- Task brief -
Emit the data below verbatim, stripping out any pictures.

- Excerpted data -
============

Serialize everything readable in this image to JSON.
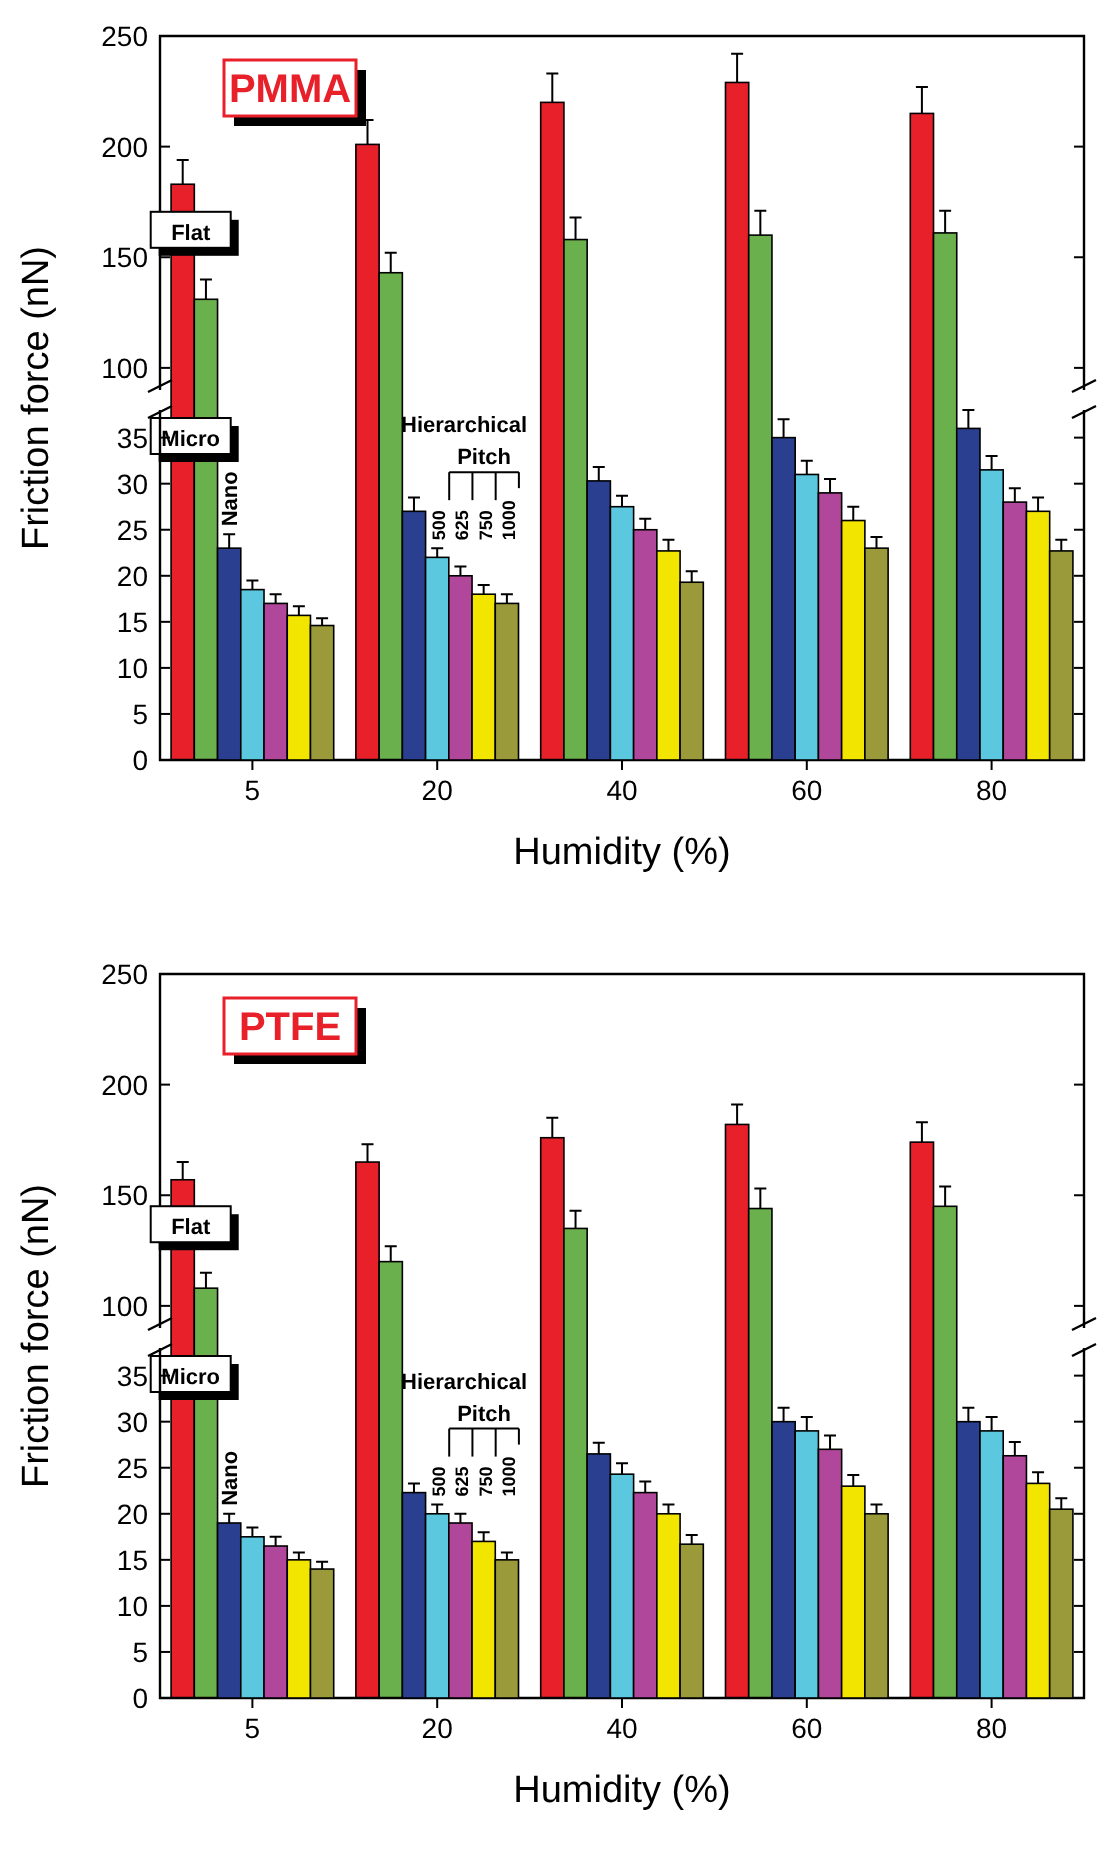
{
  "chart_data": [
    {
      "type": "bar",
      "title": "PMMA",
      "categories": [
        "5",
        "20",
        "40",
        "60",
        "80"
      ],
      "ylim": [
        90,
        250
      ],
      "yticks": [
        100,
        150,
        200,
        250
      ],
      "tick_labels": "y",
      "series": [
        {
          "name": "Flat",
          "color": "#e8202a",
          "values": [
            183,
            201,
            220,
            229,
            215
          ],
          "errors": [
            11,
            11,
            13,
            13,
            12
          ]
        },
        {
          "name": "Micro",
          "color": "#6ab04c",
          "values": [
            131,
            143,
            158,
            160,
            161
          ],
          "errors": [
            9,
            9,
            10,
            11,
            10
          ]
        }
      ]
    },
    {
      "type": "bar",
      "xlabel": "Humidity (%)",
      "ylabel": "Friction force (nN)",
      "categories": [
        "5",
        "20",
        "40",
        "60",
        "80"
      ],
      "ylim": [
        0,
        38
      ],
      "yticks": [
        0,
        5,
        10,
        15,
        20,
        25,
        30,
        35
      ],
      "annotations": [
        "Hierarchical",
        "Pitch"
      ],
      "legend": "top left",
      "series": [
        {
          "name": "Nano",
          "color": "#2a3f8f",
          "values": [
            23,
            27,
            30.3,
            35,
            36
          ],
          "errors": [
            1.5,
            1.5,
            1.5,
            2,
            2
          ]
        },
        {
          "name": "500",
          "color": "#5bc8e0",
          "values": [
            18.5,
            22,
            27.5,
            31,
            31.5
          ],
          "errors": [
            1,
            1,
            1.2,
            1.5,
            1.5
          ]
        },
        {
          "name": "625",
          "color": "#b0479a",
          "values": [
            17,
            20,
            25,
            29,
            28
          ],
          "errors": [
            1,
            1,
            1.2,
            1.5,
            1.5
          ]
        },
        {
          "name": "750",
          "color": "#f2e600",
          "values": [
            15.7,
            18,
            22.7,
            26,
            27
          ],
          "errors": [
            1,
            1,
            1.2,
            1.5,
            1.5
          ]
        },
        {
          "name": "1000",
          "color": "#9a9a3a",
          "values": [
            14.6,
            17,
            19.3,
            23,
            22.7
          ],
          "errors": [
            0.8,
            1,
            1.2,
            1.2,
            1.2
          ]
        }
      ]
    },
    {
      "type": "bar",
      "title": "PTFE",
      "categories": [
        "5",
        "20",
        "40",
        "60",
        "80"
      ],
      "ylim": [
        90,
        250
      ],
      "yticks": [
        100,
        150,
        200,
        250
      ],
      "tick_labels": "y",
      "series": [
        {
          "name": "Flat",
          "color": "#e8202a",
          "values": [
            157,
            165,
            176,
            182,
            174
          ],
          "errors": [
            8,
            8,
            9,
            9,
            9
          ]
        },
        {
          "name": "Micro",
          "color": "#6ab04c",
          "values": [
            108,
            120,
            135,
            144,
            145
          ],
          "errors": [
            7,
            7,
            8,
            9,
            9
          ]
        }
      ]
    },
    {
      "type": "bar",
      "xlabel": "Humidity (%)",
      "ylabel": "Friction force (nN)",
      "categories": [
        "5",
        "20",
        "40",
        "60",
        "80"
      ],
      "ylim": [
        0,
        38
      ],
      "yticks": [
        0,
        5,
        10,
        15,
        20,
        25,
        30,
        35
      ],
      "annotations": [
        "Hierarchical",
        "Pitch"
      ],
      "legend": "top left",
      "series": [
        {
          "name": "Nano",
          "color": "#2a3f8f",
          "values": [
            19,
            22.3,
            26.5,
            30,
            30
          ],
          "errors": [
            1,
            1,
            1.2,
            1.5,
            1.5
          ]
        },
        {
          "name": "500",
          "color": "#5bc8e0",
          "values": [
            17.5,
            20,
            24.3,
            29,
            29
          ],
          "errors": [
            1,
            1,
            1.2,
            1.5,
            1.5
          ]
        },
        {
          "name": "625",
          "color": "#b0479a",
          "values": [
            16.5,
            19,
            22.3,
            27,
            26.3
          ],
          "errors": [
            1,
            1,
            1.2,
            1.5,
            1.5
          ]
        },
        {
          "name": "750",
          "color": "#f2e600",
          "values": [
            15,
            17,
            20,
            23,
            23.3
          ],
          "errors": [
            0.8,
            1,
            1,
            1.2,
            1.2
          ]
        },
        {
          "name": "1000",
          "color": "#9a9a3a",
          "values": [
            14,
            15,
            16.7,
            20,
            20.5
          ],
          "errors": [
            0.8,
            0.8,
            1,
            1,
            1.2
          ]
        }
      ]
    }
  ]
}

============

- Solution below -
Serialize everything readable in this image to JSON.
{
  "chart_data": [
    {
      "type": "bar",
      "title": "PMMA",
      "categories": [
        "5",
        "20",
        "40",
        "60",
        "80"
      ],
      "ylim": [
        90,
        250
      ],
      "yticks": [
        100,
        150,
        200,
        250
      ],
      "tick_labels": "y",
      "series": [
        {
          "name": "Flat",
          "color": "#e8202a",
          "values": [
            183,
            201,
            220,
            229,
            215
          ],
          "errors": [
            11,
            11,
            13,
            13,
            12
          ]
        },
        {
          "name": "Micro",
          "color": "#6ab04c",
          "values": [
            131,
            143,
            158,
            160,
            161
          ],
          "errors": [
            9,
            9,
            10,
            11,
            10
          ]
        }
      ]
    },
    {
      "type": "bar",
      "xlabel": "Humidity (%)",
      "ylabel": "Friction force (nN)",
      "categories": [
        "5",
        "20",
        "40",
        "60",
        "80"
      ],
      "ylim": [
        0,
        38
      ],
      "yticks": [
        0,
        5,
        10,
        15,
        20,
        25,
        30,
        35
      ],
      "annotations": [
        "Hierarchical",
        "Pitch"
      ],
      "legend": "top left",
      "series": [
        {
          "name": "Nano",
          "color": "#2a3f8f",
          "values": [
            23,
            27,
            30.3,
            35,
            36
          ],
          "errors": [
            1.5,
            1.5,
            1.5,
            2,
            2
          ]
        },
        {
          "name": "500",
          "color": "#5bc8e0",
          "values": [
            18.5,
            22,
            27.5,
            31,
            31.5
          ],
          "errors": [
            1,
            1,
            1.2,
            1.5,
            1.5
          ]
        },
        {
          "name": "625",
          "color": "#b0479a",
          "values": [
            17,
            20,
            25,
            29,
            28
          ],
          "errors": [
            1,
            1,
            1.2,
            1.5,
            1.5
          ]
        },
        {
          "name": "750",
          "color": "#f2e600",
          "values": [
            15.7,
            18,
            22.7,
            26,
            27
          ],
          "errors": [
            1,
            1,
            1.2,
            1.5,
            1.5
          ]
        },
        {
          "name": "1000",
          "color": "#9a9a3a",
          "values": [
            14.6,
            17,
            19.3,
            23,
            22.7
          ],
          "errors": [
            0.8,
            1,
            1.2,
            1.2,
            1.2
          ]
        }
      ]
    },
    {
      "type": "bar",
      "title": "PTFE",
      "categories": [
        "5",
        "20",
        "40",
        "60",
        "80"
      ],
      "ylim": [
        90,
        250
      ],
      "yticks": [
        100,
        150,
        200,
        250
      ],
      "tick_labels": "y",
      "series": [
        {
          "name": "Flat",
          "color": "#e8202a",
          "values": [
            157,
            165,
            176,
            182,
            174
          ],
          "errors": [
            8,
            8,
            9,
            9,
            9
          ]
        },
        {
          "name": "Micro",
          "color": "#6ab04c",
          "values": [
            108,
            120,
            135,
            144,
            145
          ],
          "errors": [
            7,
            7,
            8,
            9,
            9
          ]
        }
      ]
    },
    {
      "type": "bar",
      "xlabel": "Humidity (%)",
      "ylabel": "Friction force (nN)",
      "categories": [
        "5",
        "20",
        "40",
        "60",
        "80"
      ],
      "ylim": [
        0,
        38
      ],
      "yticks": [
        0,
        5,
        10,
        15,
        20,
        25,
        30,
        35
      ],
      "annotations": [
        "Hierarchical",
        "Pitch"
      ],
      "legend": "top left",
      "series": [
        {
          "name": "Nano",
          "color": "#2a3f8f",
          "values": [
            19,
            22.3,
            26.5,
            30,
            30
          ],
          "errors": [
            1,
            1,
            1.2,
            1.5,
            1.5
          ]
        },
        {
          "name": "500",
          "color": "#5bc8e0",
          "values": [
            17.5,
            20,
            24.3,
            29,
            29
          ],
          "errors": [
            1,
            1,
            1.2,
            1.5,
            1.5
          ]
        },
        {
          "name": "625",
          "color": "#b0479a",
          "values": [
            16.5,
            19,
            22.3,
            27,
            26.3
          ],
          "errors": [
            1,
            1,
            1.2,
            1.5,
            1.5
          ]
        },
        {
          "name": "750",
          "color": "#f2e600",
          "values": [
            15,
            17,
            20,
            23,
            23.3
          ],
          "errors": [
            0.8,
            1,
            1,
            1.2,
            1.2
          ]
        },
        {
          "name": "1000",
          "color": "#9a9a3a",
          "values": [
            14,
            15,
            16.7,
            20,
            20.5
          ],
          "errors": [
            0.8,
            0.8,
            1,
            1,
            1.2
          ]
        }
      ]
    }
  ]
}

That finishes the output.